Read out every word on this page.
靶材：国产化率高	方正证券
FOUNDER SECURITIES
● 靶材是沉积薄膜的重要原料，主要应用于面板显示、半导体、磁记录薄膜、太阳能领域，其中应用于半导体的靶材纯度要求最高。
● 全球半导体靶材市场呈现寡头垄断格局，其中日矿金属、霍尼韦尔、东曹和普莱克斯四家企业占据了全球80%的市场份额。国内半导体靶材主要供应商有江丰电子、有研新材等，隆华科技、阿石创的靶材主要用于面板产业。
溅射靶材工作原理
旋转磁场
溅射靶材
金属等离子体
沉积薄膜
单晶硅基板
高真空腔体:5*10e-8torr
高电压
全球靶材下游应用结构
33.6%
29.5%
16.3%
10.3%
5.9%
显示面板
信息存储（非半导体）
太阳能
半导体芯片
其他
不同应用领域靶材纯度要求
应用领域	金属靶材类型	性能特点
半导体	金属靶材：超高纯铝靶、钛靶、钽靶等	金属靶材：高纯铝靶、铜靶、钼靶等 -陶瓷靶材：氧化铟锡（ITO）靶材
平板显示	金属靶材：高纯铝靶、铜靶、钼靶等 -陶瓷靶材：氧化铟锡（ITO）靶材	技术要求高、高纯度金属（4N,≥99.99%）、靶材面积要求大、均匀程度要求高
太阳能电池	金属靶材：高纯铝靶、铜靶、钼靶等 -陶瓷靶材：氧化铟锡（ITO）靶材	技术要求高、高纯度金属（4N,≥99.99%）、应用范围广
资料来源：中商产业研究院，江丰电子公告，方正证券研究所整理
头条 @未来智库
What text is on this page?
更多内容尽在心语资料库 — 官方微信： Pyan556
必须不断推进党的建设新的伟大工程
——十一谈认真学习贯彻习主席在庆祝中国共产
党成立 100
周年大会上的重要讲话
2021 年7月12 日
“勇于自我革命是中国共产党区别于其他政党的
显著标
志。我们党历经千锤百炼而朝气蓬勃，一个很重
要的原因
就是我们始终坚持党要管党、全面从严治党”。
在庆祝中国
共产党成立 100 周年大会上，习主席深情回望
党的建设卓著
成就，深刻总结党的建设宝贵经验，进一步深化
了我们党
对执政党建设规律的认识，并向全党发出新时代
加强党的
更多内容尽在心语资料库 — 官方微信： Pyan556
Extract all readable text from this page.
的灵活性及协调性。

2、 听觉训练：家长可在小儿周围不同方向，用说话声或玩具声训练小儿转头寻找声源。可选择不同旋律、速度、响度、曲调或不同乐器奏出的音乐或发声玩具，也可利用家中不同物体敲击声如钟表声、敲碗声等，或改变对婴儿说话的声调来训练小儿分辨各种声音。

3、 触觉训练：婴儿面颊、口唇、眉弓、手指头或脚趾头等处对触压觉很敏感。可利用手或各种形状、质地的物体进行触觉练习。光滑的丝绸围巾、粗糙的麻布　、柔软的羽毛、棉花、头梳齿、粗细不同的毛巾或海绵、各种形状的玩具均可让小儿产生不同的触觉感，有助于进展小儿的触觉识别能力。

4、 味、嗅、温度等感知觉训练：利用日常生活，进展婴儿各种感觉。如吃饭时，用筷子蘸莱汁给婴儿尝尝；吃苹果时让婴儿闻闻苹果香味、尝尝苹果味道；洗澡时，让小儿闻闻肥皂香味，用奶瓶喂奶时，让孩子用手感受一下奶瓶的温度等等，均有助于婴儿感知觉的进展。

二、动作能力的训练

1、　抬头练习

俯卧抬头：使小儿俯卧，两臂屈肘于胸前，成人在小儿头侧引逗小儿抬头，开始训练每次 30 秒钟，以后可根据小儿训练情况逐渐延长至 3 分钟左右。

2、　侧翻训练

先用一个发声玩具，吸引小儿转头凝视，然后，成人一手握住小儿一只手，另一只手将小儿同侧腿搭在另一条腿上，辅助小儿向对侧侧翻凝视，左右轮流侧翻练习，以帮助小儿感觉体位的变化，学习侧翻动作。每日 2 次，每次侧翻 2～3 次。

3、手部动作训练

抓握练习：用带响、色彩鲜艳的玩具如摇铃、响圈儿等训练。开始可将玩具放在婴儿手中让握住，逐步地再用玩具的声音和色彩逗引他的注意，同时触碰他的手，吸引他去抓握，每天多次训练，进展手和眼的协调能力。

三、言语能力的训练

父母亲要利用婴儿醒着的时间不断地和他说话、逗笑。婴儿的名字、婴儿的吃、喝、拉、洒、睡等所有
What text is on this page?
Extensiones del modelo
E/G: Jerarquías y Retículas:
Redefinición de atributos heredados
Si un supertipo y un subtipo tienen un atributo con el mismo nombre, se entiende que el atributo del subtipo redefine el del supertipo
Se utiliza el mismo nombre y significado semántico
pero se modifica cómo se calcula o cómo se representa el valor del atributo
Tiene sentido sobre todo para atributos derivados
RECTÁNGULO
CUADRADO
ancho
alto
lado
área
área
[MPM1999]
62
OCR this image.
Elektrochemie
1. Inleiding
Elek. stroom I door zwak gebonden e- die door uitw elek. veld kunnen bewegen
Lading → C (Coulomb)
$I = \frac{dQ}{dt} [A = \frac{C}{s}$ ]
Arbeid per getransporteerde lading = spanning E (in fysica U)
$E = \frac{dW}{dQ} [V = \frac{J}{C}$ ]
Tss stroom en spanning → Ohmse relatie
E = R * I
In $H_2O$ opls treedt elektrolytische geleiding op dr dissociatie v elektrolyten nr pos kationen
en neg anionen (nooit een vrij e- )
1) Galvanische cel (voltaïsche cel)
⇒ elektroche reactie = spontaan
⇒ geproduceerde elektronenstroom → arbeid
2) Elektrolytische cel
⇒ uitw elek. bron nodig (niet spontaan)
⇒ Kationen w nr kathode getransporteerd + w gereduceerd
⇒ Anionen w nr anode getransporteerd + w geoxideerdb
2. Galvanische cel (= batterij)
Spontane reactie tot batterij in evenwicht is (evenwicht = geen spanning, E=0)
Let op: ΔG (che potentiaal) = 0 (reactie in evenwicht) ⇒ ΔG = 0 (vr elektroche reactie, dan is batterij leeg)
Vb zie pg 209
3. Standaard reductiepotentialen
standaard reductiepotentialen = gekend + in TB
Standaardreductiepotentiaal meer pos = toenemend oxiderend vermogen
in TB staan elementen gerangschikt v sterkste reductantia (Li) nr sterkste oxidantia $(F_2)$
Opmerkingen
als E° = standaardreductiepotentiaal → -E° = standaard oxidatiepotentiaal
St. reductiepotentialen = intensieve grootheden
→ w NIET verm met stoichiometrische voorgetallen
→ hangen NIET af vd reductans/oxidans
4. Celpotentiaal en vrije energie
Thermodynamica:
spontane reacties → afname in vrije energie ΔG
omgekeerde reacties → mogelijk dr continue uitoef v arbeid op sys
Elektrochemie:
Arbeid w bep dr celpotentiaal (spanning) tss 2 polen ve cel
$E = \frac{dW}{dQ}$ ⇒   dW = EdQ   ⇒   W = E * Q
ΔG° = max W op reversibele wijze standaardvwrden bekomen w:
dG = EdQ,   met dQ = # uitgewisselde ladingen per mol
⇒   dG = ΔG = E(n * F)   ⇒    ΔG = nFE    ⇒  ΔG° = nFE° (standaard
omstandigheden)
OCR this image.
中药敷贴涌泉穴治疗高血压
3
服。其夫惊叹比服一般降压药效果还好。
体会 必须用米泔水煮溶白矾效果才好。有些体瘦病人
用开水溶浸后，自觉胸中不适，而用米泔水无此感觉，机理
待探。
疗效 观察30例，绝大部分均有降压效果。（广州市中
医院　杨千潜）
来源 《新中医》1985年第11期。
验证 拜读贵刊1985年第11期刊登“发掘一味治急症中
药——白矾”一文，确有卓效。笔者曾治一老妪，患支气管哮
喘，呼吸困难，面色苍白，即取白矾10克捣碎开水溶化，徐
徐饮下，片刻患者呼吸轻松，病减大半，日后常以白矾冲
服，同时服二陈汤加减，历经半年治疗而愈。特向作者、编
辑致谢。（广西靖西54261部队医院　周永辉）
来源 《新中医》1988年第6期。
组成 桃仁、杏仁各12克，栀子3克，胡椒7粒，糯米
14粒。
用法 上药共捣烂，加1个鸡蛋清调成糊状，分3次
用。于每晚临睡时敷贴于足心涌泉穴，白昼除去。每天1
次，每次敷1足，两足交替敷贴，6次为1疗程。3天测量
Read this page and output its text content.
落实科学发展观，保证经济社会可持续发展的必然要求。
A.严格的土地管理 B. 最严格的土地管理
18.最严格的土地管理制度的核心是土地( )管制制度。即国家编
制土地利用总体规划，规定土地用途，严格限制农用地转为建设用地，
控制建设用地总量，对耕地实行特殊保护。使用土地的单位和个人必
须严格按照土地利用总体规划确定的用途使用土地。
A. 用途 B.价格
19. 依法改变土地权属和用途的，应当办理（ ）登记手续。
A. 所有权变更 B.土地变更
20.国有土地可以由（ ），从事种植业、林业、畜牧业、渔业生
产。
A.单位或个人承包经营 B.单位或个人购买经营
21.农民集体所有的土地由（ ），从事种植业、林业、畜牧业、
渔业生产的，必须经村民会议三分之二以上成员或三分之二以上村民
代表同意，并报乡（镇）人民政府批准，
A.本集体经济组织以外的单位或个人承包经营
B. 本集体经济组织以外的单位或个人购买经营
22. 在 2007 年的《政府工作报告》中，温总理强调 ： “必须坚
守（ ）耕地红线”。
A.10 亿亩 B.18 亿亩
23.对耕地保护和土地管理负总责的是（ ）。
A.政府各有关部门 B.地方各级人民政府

◇ ◇ ◇ ◇

» **Directions**
Reproduce only the lines between the line containing "Read this page and output its text content." and the last line of the records, those two lines included, exactly.

» **Answer to this problem**
Read this page and output its text content.
落实科学发展观，保证经济社会可持续发展的必然要求。
A.严格的土地管理 B. 最严格的土地管理
18.最严格的土地管理制度的核心是土地( )管制制度。即国家编
制土地利用总体规划，规定土地用途，严格限制农用地转为建设用地，
控制建设用地总量，对耕地实行特殊保护。使用土地的单位和个人必
须严格按照土地利用总体规划确定的用途使用土地。
A. 用途 B.价格
19. 依法改变土地权属和用途的，应当办理（ ）登记手续。
A. 所有权变更 B.土地变更
20.国有土地可以由（ ），从事种植业、林业、畜牧业、渔业生
产。
A.单位或个人承包经营 B.单位或个人购买经营
21.农民集体所有的土地由（ ），从事种植业、林业、畜牧业、
渔业生产的，必须经村民会议三分之二以上成员或三分之二以上村民
代表同意，并报乡（镇）人民政府批准，
A.本集体经济组织以外的单位或个人承包经营
B. 本集体经济组织以外的单位或个人购买经营
22. 在 2007 年的《政府工作报告》中，温总理强调 ： “必须坚
守（ ）耕地红线”。
A.10 亿亩 B.18 亿亩
23.对耕地保护和土地管理负总责的是（ ）。
A.政府各有关部门 B.地方各级人民政府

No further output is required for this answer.